THE PROBLEM → Write out the listing word for word from the line containing "Output each element" through the line containing "slide-title [64,100,754,212]", both of those lines included, and leave the pictures out of your answer.

EXTRACTED DATA →

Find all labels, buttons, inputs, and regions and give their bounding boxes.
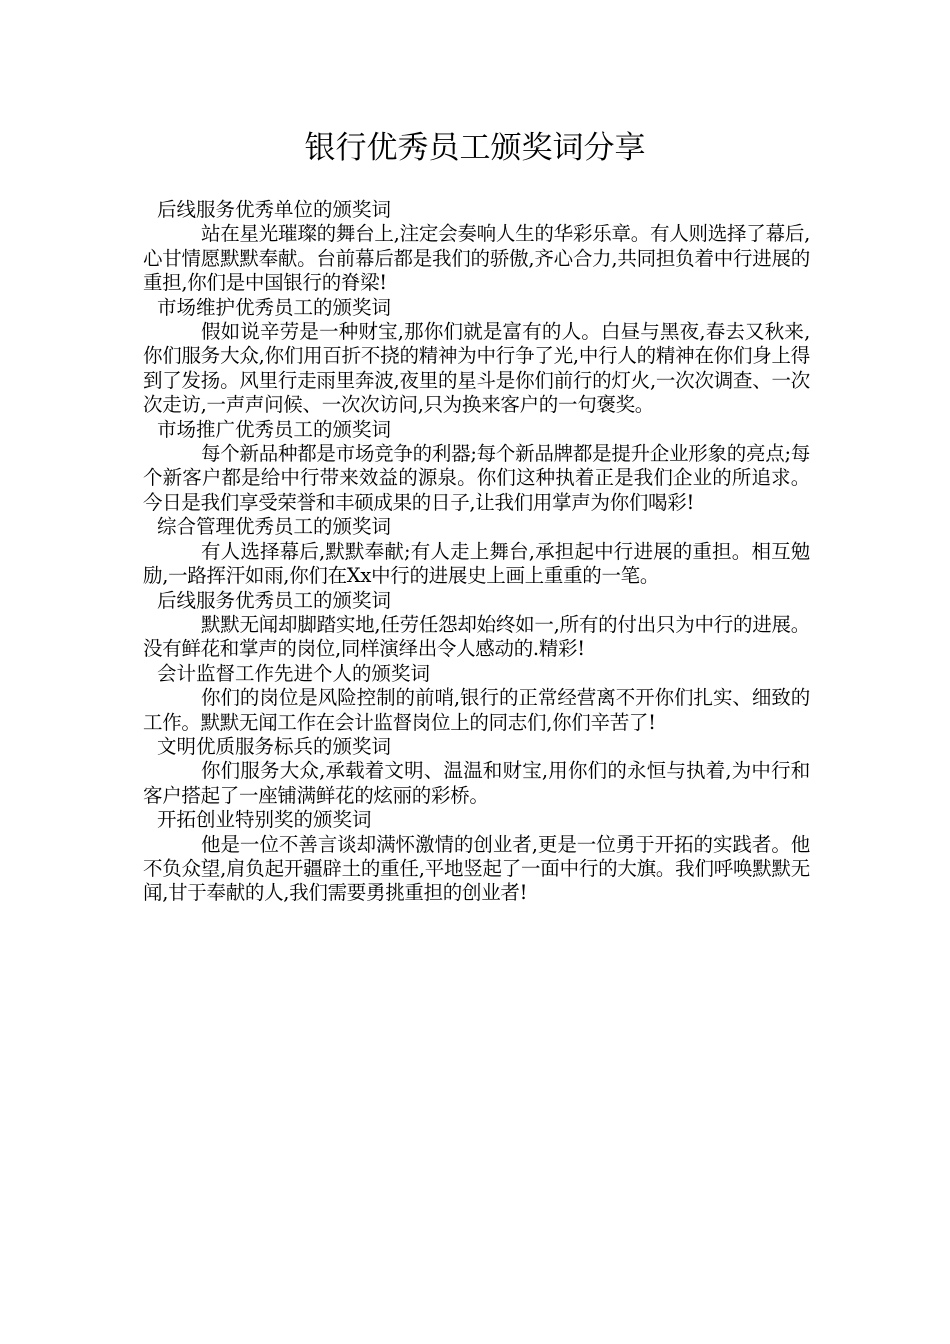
--
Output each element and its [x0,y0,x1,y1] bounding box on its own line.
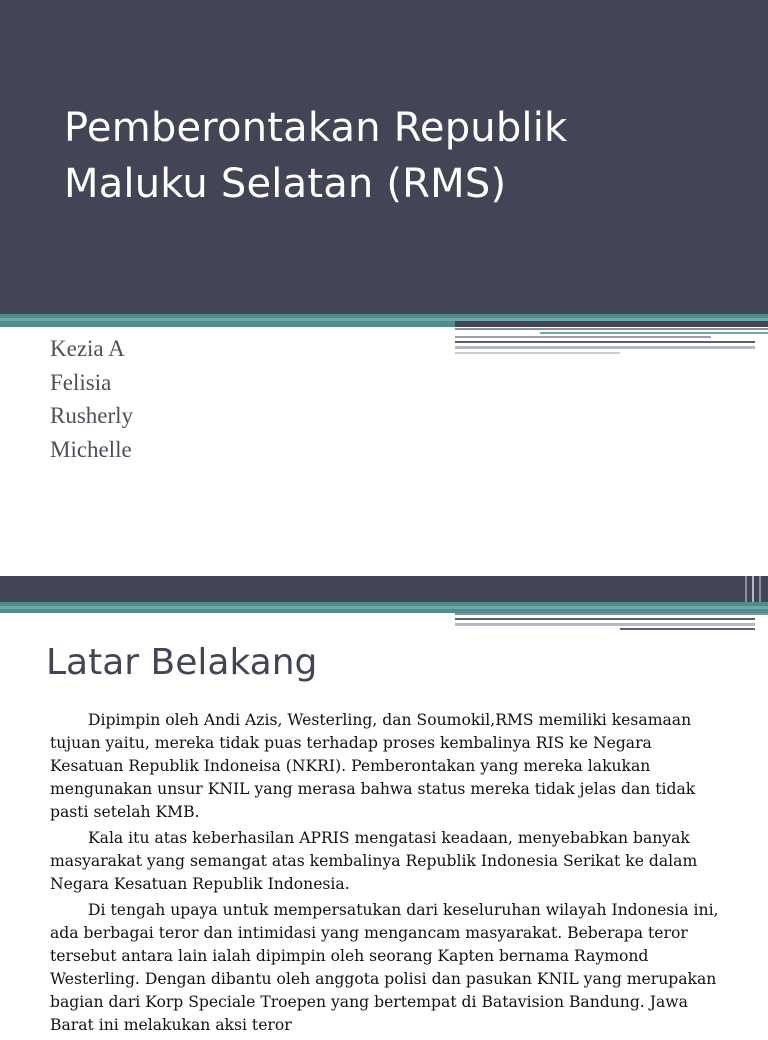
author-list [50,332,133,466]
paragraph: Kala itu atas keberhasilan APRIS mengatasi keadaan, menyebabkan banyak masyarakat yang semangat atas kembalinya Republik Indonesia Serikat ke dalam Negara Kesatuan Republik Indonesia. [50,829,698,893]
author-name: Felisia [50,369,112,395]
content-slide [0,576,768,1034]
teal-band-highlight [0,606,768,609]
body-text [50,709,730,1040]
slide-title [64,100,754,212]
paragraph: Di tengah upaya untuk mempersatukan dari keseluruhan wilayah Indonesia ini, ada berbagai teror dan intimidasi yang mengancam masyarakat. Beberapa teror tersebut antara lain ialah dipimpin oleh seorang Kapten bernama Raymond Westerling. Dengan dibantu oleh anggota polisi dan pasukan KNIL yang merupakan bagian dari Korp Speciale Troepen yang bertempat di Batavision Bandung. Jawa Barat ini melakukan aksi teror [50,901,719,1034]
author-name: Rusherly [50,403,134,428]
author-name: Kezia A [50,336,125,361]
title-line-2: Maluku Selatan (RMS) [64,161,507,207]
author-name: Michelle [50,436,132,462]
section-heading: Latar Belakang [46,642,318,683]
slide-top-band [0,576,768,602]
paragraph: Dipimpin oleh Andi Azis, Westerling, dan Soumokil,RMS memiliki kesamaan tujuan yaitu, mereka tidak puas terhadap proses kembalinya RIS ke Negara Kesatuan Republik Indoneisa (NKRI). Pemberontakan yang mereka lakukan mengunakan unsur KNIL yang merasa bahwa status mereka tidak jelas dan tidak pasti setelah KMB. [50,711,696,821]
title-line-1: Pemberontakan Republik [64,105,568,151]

RESULT BELOW →
Output each element and its [x0,y0,x1,y1] bounding box on its own line.
author-list [50,332,133,466]
paragraph: Kala itu atas keberhasilan APRIS mengatasi keadaan, menyebabkan banyak masyarakat yang semangat atas kembalinya Republik Indonesia Serikat ke dalam Negara Kesatuan Republik Indonesia. [50,829,698,893]
author-name: Felisia [50,369,112,395]
content-slide [0,576,768,1034]
teal-band-highlight [0,606,768,609]
body-text [50,709,730,1040]
slide-title [64,100,754,212]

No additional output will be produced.